▶ AIM OF THE EXERCISE: Using the records provided below, locate and copy each line that contains the word "Energy".

# Start of SOURCE DATA

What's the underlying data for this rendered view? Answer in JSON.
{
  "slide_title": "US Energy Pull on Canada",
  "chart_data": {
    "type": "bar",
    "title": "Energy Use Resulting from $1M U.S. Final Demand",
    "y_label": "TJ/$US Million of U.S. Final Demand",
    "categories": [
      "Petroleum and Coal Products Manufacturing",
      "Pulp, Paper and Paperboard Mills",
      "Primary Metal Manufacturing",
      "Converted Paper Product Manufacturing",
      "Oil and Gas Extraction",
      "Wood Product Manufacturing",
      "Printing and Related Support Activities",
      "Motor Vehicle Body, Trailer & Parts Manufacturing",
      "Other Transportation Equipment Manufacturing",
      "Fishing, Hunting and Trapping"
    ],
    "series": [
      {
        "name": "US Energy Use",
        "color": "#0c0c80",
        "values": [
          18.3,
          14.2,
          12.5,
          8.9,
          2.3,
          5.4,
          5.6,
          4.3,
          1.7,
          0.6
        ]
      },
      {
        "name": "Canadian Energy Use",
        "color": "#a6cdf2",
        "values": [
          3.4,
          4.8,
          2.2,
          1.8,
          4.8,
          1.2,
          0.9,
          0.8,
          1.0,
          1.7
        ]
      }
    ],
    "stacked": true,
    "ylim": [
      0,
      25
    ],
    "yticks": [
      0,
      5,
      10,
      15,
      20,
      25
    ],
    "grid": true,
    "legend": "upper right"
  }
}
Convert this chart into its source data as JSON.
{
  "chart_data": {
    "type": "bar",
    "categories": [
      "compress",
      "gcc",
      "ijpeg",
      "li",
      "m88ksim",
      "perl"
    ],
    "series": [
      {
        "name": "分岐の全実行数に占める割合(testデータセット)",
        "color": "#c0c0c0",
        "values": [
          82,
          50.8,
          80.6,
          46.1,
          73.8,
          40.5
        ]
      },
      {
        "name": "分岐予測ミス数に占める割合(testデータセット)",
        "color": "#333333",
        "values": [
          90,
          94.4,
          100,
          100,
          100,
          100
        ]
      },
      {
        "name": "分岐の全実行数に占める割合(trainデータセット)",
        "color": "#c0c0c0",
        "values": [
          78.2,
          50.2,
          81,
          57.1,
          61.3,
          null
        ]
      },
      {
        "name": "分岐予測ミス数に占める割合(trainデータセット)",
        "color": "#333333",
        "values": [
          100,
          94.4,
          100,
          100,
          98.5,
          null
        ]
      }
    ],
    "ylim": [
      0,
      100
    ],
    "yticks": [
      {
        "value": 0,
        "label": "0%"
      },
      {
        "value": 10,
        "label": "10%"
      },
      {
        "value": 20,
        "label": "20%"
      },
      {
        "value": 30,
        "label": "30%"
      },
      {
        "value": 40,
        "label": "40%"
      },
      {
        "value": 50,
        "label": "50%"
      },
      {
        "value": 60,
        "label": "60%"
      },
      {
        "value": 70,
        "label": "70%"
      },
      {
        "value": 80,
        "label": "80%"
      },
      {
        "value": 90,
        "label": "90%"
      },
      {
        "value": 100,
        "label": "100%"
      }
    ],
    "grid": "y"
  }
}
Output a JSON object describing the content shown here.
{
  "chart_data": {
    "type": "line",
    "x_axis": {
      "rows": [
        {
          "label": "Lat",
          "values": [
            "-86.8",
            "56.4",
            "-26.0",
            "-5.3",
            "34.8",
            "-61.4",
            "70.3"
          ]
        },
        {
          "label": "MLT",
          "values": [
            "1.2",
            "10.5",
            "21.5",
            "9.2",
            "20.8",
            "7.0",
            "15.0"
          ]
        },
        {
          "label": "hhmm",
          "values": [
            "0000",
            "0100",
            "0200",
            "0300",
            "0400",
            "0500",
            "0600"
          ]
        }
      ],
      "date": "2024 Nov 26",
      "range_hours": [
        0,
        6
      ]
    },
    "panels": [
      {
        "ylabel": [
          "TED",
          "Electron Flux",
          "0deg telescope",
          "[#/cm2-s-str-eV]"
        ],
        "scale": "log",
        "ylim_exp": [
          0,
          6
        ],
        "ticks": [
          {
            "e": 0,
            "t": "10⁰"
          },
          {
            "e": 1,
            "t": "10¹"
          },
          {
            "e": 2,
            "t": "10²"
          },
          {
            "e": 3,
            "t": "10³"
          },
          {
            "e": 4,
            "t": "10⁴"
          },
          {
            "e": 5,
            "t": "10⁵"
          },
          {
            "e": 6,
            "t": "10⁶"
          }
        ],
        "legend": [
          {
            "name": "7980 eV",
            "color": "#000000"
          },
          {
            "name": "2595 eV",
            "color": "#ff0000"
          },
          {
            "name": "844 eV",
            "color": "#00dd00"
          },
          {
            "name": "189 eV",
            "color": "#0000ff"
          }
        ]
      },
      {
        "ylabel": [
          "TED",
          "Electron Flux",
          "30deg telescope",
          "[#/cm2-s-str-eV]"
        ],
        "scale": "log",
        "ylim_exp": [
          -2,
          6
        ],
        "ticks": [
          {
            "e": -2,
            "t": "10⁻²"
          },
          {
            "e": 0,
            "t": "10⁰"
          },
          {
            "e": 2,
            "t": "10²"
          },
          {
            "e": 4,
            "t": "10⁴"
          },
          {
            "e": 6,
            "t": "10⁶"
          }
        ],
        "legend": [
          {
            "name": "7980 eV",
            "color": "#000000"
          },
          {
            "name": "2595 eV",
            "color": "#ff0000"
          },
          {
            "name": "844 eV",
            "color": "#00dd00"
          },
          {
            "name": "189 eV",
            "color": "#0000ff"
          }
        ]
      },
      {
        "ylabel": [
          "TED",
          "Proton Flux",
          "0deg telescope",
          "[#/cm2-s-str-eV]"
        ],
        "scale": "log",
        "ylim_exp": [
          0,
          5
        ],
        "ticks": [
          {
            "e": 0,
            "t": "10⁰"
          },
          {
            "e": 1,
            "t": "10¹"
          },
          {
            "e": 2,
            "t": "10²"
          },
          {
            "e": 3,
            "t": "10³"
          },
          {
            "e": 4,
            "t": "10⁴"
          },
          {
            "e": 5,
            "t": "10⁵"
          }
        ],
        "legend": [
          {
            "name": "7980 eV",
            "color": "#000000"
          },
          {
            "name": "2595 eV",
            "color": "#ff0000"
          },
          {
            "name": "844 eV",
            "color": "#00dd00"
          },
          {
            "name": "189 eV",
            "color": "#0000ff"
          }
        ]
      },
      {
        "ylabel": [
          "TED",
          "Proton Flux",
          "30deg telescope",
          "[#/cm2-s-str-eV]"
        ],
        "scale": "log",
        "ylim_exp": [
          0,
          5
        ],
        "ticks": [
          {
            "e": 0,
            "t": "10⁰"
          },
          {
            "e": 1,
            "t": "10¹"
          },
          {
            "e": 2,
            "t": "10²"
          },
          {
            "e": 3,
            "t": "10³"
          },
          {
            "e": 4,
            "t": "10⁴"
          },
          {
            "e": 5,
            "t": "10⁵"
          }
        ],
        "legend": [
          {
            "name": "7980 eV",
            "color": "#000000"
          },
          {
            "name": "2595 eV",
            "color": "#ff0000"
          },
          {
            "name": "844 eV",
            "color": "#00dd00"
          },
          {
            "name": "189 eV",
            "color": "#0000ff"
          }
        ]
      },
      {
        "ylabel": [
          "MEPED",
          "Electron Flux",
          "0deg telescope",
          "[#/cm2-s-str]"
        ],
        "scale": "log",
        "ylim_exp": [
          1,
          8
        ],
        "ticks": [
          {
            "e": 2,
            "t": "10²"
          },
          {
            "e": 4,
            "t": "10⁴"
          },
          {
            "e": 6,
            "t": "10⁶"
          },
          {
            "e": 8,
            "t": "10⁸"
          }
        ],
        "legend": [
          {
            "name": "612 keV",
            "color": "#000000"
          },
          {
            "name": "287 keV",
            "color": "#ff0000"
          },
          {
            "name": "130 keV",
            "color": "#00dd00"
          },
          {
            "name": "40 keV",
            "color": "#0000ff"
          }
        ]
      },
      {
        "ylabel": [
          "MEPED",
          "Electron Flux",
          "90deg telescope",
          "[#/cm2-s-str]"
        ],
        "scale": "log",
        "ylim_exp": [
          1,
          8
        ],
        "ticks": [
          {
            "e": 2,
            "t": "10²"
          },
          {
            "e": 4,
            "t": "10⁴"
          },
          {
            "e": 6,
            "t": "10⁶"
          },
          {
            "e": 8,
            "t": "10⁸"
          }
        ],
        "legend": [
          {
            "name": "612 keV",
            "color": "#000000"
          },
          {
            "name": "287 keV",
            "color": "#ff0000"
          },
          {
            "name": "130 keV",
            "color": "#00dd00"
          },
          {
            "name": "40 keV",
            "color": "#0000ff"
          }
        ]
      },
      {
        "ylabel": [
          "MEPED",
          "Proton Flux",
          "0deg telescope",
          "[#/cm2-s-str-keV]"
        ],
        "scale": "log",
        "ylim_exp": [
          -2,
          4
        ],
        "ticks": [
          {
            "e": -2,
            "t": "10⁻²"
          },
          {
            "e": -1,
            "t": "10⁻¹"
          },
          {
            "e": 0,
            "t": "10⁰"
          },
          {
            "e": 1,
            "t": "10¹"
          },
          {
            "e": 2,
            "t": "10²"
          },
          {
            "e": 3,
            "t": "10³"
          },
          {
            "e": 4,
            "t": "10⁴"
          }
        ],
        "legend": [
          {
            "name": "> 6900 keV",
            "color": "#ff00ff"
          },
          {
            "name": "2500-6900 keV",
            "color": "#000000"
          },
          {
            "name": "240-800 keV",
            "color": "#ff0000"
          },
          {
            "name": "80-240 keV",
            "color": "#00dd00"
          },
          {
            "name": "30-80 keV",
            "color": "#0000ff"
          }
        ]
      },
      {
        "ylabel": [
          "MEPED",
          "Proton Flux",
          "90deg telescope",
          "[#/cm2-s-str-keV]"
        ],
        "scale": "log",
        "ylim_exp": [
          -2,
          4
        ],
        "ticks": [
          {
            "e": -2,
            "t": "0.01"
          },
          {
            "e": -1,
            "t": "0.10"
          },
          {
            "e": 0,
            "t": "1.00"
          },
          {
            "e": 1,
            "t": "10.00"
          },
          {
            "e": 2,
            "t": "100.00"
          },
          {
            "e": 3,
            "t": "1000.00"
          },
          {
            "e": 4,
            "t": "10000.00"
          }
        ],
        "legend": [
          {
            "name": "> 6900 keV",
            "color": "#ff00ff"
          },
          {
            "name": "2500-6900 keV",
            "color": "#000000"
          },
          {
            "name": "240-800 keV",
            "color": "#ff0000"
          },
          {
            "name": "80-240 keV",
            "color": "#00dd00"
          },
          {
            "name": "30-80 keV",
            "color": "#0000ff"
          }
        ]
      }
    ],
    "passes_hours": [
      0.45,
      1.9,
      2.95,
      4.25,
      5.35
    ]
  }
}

# End of SOURCE DATA

▶ SOLUTION:
  "slide_title": "US Energy Pull on Canada",
    "title": "Energy Use Resulting from $1M U.S. Final Demand",
        "name": "US Energy Use",
        "name": "Canadian Energy Use",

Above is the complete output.